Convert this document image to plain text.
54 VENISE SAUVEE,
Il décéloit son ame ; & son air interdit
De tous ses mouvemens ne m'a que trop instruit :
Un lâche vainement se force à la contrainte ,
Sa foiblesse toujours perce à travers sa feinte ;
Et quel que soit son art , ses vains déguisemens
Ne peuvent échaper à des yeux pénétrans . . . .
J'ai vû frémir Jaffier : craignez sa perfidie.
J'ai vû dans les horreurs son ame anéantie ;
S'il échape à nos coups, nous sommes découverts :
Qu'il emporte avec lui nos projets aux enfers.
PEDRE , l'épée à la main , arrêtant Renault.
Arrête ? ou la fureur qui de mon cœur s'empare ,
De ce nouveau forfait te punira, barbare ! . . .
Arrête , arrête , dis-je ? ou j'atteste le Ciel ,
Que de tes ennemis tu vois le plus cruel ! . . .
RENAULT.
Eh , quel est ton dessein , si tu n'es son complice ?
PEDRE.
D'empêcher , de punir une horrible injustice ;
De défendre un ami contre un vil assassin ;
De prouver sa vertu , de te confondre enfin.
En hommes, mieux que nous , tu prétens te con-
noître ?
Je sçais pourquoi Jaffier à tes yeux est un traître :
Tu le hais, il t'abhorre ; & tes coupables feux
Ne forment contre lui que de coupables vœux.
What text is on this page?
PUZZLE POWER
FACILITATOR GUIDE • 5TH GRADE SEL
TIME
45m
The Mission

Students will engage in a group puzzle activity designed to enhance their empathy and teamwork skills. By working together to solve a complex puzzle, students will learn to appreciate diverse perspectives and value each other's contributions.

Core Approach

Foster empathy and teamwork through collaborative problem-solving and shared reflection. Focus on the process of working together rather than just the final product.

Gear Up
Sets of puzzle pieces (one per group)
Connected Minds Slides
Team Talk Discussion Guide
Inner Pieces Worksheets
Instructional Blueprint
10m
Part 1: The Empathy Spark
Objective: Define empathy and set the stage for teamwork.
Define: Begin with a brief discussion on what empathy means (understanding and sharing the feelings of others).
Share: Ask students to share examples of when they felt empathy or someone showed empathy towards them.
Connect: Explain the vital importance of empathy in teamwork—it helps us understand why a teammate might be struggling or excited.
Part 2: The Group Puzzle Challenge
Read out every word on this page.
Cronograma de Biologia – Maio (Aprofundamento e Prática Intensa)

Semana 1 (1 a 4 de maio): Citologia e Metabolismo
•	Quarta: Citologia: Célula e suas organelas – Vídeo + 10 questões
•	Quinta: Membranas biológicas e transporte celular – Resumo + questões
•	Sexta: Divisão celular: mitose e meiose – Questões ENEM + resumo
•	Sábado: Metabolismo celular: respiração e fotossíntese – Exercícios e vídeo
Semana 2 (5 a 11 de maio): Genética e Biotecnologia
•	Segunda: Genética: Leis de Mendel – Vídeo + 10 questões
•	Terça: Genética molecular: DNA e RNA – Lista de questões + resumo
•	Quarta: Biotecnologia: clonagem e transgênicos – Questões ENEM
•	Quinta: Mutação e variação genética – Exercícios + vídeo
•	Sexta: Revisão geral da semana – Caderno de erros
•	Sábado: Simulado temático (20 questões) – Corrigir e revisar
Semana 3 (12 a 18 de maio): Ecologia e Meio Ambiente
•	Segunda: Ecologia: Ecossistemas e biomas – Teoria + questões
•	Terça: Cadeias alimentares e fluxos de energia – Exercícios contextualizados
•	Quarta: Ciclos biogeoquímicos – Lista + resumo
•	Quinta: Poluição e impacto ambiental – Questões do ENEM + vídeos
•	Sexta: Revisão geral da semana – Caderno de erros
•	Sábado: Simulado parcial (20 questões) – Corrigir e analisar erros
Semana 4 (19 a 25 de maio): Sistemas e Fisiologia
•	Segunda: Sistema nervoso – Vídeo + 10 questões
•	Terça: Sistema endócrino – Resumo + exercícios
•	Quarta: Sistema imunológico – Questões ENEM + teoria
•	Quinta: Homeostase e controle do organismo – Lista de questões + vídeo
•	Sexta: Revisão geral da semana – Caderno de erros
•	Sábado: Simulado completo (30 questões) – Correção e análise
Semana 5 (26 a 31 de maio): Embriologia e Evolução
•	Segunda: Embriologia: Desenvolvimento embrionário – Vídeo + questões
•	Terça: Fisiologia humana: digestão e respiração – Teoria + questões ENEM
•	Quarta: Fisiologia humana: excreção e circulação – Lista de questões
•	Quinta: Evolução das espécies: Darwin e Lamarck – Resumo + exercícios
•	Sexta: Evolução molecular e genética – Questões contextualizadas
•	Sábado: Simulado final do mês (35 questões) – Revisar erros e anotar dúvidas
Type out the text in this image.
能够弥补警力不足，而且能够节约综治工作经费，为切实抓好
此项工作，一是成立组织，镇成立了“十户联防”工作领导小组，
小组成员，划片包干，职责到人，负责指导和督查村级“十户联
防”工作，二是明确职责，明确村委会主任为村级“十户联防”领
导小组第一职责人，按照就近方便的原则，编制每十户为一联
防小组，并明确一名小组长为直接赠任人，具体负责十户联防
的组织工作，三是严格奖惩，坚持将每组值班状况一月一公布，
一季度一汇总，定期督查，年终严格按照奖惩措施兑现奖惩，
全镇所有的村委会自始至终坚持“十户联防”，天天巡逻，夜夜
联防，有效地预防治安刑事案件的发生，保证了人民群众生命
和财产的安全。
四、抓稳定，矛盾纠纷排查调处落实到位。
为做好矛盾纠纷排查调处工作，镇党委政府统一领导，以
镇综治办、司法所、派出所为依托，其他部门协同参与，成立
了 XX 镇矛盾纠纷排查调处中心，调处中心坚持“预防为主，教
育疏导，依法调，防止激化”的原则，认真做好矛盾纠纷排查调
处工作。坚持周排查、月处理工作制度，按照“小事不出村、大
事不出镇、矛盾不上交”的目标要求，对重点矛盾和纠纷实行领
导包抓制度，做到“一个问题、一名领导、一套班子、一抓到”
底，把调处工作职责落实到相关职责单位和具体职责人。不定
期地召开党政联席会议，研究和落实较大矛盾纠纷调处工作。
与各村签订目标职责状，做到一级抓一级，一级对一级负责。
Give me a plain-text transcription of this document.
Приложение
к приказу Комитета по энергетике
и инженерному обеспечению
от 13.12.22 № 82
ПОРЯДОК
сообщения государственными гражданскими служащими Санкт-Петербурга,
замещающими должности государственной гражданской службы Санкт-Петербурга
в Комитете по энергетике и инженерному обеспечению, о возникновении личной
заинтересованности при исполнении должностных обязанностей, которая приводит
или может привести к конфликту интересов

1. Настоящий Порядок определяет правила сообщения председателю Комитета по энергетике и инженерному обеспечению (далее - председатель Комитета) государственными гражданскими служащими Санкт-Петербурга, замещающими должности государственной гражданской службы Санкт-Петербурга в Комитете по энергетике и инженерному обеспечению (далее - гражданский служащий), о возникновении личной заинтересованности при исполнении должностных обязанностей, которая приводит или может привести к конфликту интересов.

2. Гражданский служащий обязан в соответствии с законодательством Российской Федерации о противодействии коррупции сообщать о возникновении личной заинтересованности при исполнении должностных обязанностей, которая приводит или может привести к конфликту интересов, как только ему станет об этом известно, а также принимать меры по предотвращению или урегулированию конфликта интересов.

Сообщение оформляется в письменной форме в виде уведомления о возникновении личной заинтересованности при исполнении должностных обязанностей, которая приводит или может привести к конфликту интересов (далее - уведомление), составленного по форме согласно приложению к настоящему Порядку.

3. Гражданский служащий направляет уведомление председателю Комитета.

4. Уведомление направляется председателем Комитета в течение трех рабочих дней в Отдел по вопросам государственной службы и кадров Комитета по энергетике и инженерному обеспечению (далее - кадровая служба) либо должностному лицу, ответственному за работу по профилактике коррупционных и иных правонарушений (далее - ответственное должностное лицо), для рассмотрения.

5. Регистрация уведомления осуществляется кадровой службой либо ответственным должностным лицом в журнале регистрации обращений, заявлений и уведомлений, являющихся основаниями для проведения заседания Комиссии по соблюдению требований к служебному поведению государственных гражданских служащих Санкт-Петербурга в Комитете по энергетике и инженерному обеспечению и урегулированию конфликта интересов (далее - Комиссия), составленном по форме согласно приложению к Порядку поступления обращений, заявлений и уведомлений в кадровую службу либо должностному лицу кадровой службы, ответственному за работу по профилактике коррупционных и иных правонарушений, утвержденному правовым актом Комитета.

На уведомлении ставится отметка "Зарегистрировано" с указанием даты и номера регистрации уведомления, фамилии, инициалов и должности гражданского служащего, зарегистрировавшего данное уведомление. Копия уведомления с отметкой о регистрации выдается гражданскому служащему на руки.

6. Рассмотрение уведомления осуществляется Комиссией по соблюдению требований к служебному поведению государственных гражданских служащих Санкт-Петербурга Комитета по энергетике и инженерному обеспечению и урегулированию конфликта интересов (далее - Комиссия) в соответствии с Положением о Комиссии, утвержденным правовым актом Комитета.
● ● ● ● ● ● ●
# What you will do
Write out every line of the entries that holds the word "contre".

# Exercise response
De défendre un ami contre un vil assassin ;
Ne forment contre lui que de coupables vœux.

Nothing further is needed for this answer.